— Task objective —
Please reproduce the entries exactly as they appear below, but not the pictures.
▶
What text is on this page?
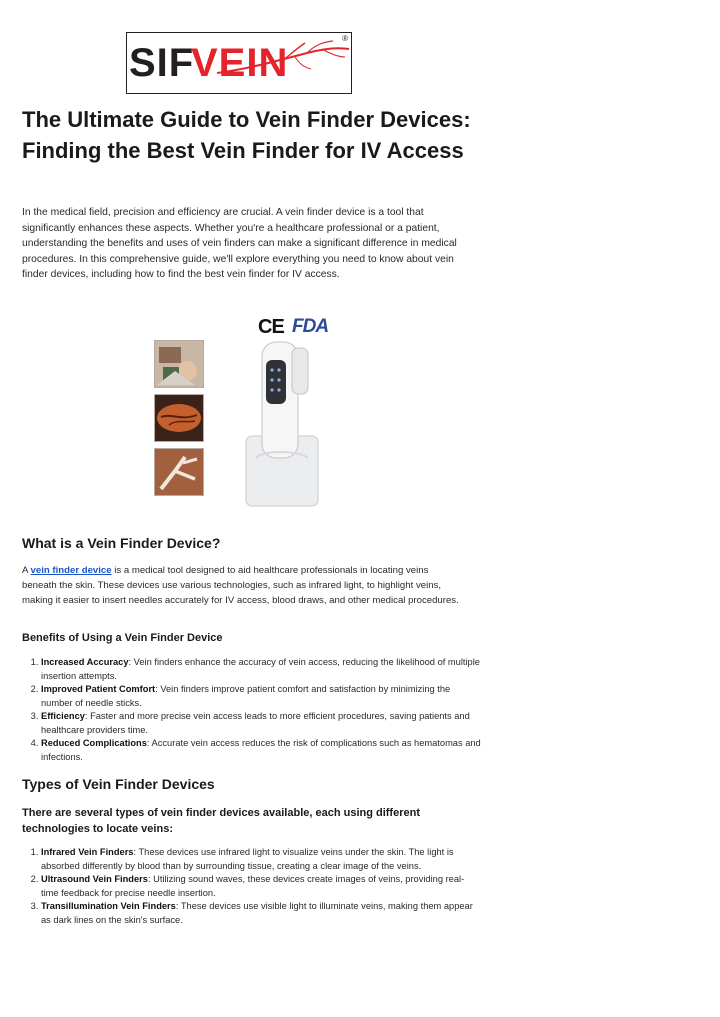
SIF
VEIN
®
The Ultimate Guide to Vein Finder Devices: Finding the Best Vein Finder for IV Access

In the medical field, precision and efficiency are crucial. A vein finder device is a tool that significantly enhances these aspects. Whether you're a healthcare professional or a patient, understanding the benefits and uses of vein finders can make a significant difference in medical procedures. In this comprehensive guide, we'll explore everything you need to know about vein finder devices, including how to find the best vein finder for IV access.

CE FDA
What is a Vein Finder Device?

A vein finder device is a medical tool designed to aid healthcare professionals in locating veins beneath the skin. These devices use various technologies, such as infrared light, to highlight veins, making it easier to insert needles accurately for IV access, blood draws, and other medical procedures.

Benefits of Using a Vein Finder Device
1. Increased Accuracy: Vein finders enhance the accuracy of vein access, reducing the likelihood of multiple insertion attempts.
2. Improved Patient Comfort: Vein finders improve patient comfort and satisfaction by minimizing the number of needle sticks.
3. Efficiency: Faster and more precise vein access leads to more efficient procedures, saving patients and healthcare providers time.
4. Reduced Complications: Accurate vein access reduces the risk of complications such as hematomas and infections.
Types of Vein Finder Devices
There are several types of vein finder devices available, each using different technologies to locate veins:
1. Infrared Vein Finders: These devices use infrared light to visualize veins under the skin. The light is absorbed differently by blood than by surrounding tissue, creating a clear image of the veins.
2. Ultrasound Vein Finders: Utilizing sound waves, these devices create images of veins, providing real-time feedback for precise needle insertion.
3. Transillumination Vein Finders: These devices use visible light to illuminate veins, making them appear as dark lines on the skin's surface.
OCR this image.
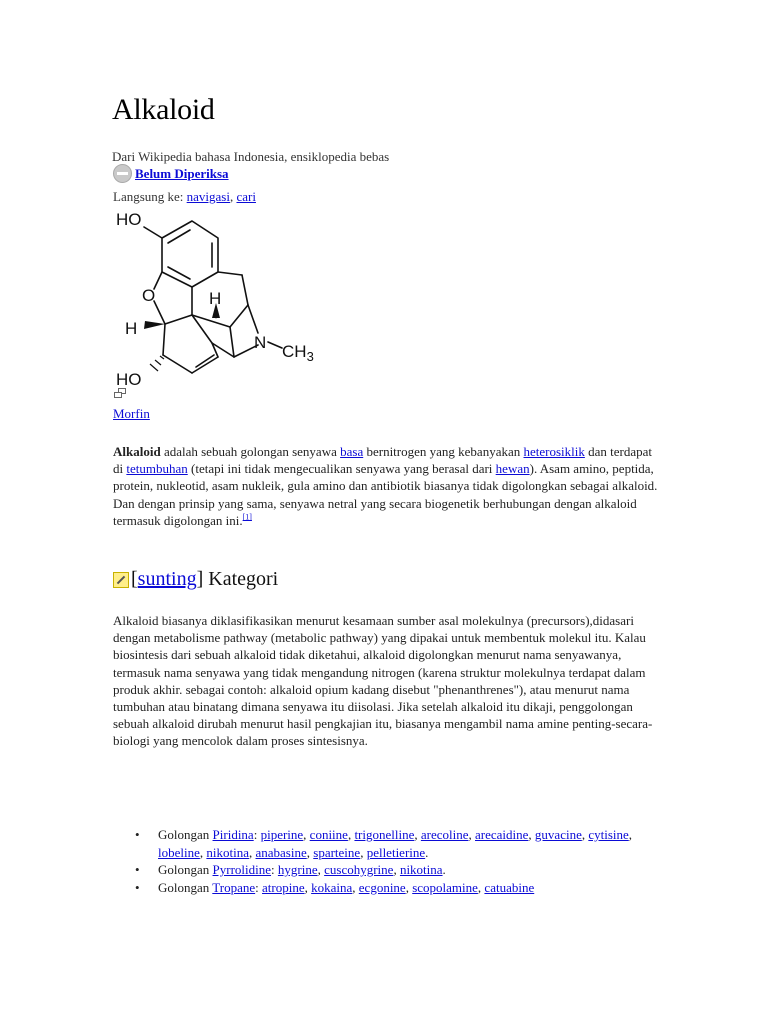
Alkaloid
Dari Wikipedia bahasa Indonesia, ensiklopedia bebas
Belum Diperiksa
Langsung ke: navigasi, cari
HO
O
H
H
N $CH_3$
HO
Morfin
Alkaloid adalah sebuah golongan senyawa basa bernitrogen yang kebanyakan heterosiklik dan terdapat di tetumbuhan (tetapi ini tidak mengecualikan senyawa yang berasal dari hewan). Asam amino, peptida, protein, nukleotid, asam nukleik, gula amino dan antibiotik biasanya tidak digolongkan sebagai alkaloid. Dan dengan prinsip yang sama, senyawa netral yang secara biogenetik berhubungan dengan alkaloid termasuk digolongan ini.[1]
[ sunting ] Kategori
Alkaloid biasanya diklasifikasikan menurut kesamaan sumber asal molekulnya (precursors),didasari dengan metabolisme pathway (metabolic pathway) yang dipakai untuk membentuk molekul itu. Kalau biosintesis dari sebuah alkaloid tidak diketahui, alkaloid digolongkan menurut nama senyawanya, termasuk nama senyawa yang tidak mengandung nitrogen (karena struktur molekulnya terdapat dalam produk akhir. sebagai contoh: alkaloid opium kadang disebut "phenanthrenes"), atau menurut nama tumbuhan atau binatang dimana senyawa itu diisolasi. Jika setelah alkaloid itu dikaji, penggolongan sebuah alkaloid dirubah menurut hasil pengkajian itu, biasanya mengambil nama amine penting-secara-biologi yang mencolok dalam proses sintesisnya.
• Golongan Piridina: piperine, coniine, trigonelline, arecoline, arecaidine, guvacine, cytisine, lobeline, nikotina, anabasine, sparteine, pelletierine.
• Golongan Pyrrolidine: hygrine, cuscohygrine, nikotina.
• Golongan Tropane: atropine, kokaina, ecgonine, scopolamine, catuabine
◀
— Response box —
What text is on this page?
SIF
VEIN
®
The Ultimate Guide to Vein Finder Devices: Finding the Best Vein Finder for IV Access

In the medical field, precision and efficiency are crucial. A vein finder device is a tool that significantly enhances these aspects. Whether you're a healthcare professional or a patient, understanding the benefits and uses of vein finders can make a significant difference in medical procedures. In this comprehensive guide, we'll explore everything you need to know about vein finder devices, including how to find the best vein finder for IV access.

CE FDA
What is a Vein Finder Device?

A vein finder device is a medical tool designed to aid healthcare professionals in locating veins beneath the skin. These devices use various technologies, such as infrared light, to highlight veins, making it easier to insert needles accurately for IV access, blood draws, and other medical procedures.

Benefits of Using a Vein Finder Device
1. Increased Accuracy: Vein finders enhance the accuracy of vein access, reducing the likelihood of multiple insertion attempts.
2. Improved Patient Comfort: Vein finders improve patient comfort and satisfaction by minimizing the number of needle sticks.
3. Efficiency: Faster and more precise vein access leads to more efficient procedures, saving patients and healthcare providers time.
4. Reduced Complications: Accurate vein access reduces the risk of complications such as hematomas and infections.
Types of Vein Finder Devices
There are several types of vein finder devices available, each using different technologies to locate veins:
1. Infrared Vein Finders: These devices use infrared light to visualize veins under the skin. The light is absorbed differently by blood than by surrounding tissue, creating a clear image of the veins.
2. Ultrasound Vein Finders: Utilizing sound waves, these devices create images of veins, providing real-time feedback for precise needle insertion.
3. Transillumination Vein Finders: These devices use visible light to illuminate veins, making them appear as dark lines on the skin's surface.
OCR this image.
Alkaloid
Dari Wikipedia bahasa Indonesia, ensiklopedia bebas
Belum Diperiksa
Langsung ke: navigasi, cari
HO
O
H
H
N $CH_3$
HO
Morfin
Alkaloid adalah sebuah golongan senyawa basa bernitrogen yang kebanyakan heterosiklik dan terdapat di tetumbuhan (tetapi ini tidak mengecualikan senyawa yang berasal dari hewan). Asam amino, peptida, protein, nukleotid, asam nukleik, gula amino dan antibiotik biasanya tidak digolongkan sebagai alkaloid. Dan dengan prinsip yang sama, senyawa netral yang secara biogenetik berhubungan dengan alkaloid termasuk digolongan ini.[1]
[ sunting ] Kategori
Alkaloid biasanya diklasifikasikan menurut kesamaan sumber asal molekulnya (precursors),didasari dengan metabolisme pathway (metabolic pathway) yang dipakai untuk membentuk molekul itu. Kalau biosintesis dari sebuah alkaloid tidak diketahui, alkaloid digolongkan menurut nama senyawanya, termasuk nama senyawa yang tidak mengandung nitrogen (karena struktur molekulnya terdapat dalam produk akhir. sebagai contoh: alkaloid opium kadang disebut "phenanthrenes"), atau menurut nama tumbuhan atau binatang dimana senyawa itu diisolasi. Jika setelah alkaloid itu dikaji, penggolongan sebuah alkaloid dirubah menurut hasil pengkajian itu, biasanya mengambil nama amine penting-secara-biologi yang mencolok dalam proses sintesisnya.
• Golongan Piridina: piperine, coniine, trigonelline, arecoline, arecaidine, guvacine, cytisine, lobeline, nikotina, anabasine, sparteine, pelletierine.
• Golongan Pyrrolidine: hygrine, cuscohygrine, nikotina.
• Golongan Tropane: atropine, kokaina, ecgonine, scopolamine, catuabine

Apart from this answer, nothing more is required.